- Education: Georgia Institute of Technology, Oberlin College
- Known for: human-computer interaction, ubiquitous computing, assistive technology, sustainability
- Awards: Sloan Fellowship, IBM Faculty Fellowship
- Scientific career
- Fields: Human-Computer Interaction, Ubiquitous Computing, Assistive technology, Human-Centered Computing
- Workplaces: Carnegie Mellon University University of Washington
- Doctoral advisor: Gregory Abowd, Scott Hudson
- Doctoral students: Tawanna Dillahunt

= Jennifer Mankoff =

American computer scientist

Jennifer Mankoff is the Richard E. Ladner Endowed Professor and Associate Director for Diversity and Inclusion in the Paul G. Allen School of Computer Science & Engineering at the University of Washington, in Seattle, where she joined the faculty in 2017.

==Early life and education==
Mankoff earned her B.A. at Oberlin College and her Ph.D. in computer science at the Georgia Institute of Technology advised by Gregory Abowd and Scott Hudson.

==Career==
Mankoff was a professor in the Human-Computer Interaction Institute of the School of Computer Science at Carnegie Mellon University between 2004 and 2017. She was previously a faculty member in the Department of Electrical Engineering and Computer Science at the University of California, Berkeley between 2001 and 2004. Her research work focuses on tools and techniques for rapid, iterative prototyping of ubiquitous computing applications and accessible technology for people with disabilities.

Her research interests also include mediation of ambiguous, recognition-based interfaces. Application areas of her work include assistive technology for people with special needs and the elderly, health and safety, and technologies that promote sustainability. Mankoff has authored and co-authored over 45 full-length, significant scientific publications. She was awarded the Sloan Fellowship in 2007 and the IBM Faculty Fellowship in 2004 and 2006.

### QUESTIONS TO ANSWER
1 – From the Jennifer Mankoff biography, return everything from "American computer scientist" down to "and Scott Hudson.".
2 – Check each statement against the Jennifer Mankoff biography. Answer yes or no, and quote the words from the biography that decide it.
(a) Mankoff was a professor at Carnegie Mellon University from 2004 to 2017.
(b) Mankoff received the Sloan Fellowship in 2004.
(c) Mankoff earned her Ph.D. at Oberlin College.
3 – Continue the Jennifer Mankoff biography, starting after its final sentence.

### DATA SECTION
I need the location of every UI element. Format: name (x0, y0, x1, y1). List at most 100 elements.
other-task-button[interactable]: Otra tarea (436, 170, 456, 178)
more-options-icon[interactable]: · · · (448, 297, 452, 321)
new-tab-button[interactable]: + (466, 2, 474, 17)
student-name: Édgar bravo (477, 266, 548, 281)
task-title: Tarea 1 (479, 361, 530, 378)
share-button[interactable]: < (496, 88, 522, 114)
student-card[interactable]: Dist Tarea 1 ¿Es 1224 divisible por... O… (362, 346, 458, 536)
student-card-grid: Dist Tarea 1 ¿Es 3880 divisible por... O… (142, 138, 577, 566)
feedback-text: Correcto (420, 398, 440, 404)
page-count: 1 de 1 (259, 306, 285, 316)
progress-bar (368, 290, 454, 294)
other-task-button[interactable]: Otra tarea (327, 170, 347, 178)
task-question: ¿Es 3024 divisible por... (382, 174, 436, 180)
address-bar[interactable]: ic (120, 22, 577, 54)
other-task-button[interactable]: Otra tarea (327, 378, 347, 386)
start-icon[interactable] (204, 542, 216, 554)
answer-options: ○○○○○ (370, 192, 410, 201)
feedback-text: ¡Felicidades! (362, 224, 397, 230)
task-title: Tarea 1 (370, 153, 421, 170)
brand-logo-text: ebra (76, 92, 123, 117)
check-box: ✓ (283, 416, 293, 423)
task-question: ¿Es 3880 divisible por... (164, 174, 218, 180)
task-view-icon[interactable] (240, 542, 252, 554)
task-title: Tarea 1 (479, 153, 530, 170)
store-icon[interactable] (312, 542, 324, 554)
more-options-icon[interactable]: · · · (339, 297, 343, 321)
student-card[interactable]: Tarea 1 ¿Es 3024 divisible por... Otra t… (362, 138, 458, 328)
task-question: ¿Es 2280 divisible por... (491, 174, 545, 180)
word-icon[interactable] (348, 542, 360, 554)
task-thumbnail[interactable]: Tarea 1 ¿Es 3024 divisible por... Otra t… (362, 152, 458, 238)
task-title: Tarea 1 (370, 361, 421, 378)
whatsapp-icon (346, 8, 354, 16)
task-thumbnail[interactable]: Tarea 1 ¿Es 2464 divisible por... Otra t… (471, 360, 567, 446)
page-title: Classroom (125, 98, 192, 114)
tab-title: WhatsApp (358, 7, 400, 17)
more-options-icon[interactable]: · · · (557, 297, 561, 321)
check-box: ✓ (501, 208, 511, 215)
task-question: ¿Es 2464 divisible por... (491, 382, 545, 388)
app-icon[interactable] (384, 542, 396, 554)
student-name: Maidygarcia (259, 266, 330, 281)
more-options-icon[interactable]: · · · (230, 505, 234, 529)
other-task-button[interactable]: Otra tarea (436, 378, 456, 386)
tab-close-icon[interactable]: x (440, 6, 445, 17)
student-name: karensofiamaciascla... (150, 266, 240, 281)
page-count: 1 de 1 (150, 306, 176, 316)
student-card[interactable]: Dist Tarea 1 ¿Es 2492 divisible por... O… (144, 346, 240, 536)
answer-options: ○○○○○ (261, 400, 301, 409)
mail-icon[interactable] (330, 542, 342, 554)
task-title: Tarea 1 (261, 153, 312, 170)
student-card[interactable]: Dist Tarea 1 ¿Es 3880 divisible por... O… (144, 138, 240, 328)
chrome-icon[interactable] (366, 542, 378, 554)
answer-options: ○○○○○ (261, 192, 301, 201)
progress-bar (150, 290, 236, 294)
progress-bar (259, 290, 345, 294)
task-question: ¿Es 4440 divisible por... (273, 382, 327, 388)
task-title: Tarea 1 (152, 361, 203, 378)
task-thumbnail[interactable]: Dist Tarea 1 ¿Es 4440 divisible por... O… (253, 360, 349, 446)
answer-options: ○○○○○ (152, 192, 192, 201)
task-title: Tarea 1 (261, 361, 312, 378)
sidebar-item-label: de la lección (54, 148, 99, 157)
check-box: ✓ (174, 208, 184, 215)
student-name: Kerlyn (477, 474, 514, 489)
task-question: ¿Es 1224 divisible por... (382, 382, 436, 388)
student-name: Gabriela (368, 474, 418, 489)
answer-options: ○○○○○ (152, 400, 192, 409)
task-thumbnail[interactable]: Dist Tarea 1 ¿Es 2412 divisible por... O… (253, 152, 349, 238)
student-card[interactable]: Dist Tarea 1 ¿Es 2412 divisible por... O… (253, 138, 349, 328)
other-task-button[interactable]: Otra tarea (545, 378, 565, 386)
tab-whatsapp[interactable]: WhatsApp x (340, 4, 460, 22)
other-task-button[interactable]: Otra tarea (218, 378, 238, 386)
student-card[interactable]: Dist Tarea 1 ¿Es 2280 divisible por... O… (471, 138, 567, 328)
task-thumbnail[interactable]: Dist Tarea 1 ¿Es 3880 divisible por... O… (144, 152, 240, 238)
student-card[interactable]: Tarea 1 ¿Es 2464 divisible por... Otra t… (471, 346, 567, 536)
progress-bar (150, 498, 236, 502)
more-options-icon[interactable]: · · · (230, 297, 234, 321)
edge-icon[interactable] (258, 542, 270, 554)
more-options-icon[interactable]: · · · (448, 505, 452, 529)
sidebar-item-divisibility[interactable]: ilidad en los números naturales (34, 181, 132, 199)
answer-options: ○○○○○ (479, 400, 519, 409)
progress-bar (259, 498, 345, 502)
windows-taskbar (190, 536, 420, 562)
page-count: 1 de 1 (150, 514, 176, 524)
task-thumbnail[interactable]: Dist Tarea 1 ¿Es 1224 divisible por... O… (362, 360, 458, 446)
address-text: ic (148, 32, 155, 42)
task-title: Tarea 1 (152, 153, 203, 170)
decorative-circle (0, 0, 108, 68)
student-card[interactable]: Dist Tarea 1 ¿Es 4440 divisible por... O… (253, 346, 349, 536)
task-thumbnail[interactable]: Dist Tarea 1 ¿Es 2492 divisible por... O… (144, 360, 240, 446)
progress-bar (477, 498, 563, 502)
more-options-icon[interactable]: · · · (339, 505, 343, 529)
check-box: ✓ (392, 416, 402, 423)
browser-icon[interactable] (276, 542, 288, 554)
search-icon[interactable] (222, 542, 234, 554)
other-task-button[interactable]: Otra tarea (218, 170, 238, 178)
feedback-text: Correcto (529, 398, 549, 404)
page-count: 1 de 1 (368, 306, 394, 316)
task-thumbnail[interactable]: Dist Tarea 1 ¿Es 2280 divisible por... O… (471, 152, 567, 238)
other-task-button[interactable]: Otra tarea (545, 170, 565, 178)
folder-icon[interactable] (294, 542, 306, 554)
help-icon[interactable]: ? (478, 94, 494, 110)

### ANSWERS TO THIS EXERCISE
1 –
American computer scientist

Jennifer Mankoff is the Richard E. Ladner Endowed Professor and Associate Director for Diversity and Inclusion in the Paul G. Allen School of Computer Science & Engineering at the University of Washington, in Seattle, where she joined the faculty in 2017.

==Early life and education==
Mankoff earned her B.A. at Oberlin College and her Ph.D. in computer science at the Georgia Institute of Technology advised by Gregory Abowd and Scott Hudson.

2 –
(a) Yes: "Mankoff was a professor in the Human-Computer Interaction Institute of the School of Computer Science at Carnegie Mellon University between 2004 and 2017."
(b) No: "She was awarded the Sloan Fellowship in 2007 and the IBM Faculty Fellowship in 2004 and 2006."
(c) No: "Mankoff earned her B.A. at Oberlin College and her Ph.D. in computer science at the Georgia Institute of Technology"

3 –
== Selected publications ==
- Woodruff, A. and Mankoff, J. 2009. Environmental Sustainability. IEEE Pervasive Computing 8, 1 (Jan. 2009), 18-21.
- Froehlich, J., Dillahunt, T., Klasnja, P., Mankoff, J., Consolvo, S., Harrison, B., and Landay, J. A. 2009. UbiGreen: investigating a mobile tool for tracking and supporting green transportation habits. In Proceedings of CHI '09.
- Carter, S. J. Mankoff and J. Heer, "Momento: Support for situated ubicomp experimentation," In Proceedings of CHI 2007.
- Mankoff, J. D. Matthews, S. R. Fussell and M. Johnson, "Leveraging Social Networks to Motivate Individuals to Reduce their Ecological Footprints," Proceedings of HICSS 2007.
- Mankoff, J., Fait, H., and Tran, T. Is your web page accessible? A comparative study of methods for assessing web page accessibility for the blind. In Proceedings of CHI 2005. 41-50.
- Carter, S. and J. Mankoff, "When Participants do the capturing: The role of media in diary studies," In Proceedings of CHI 2005 pp. 899–908. Nominated for best paper award.
- Mankoff, D., A. Dey, J. Mankoff, and K. Mankoff. Supporting Interspecies Social Awareness: Using Peripheral Displays for Distributed Pack Awareness. In Proceedings of UIST 2005. pp. 253–258. Satire.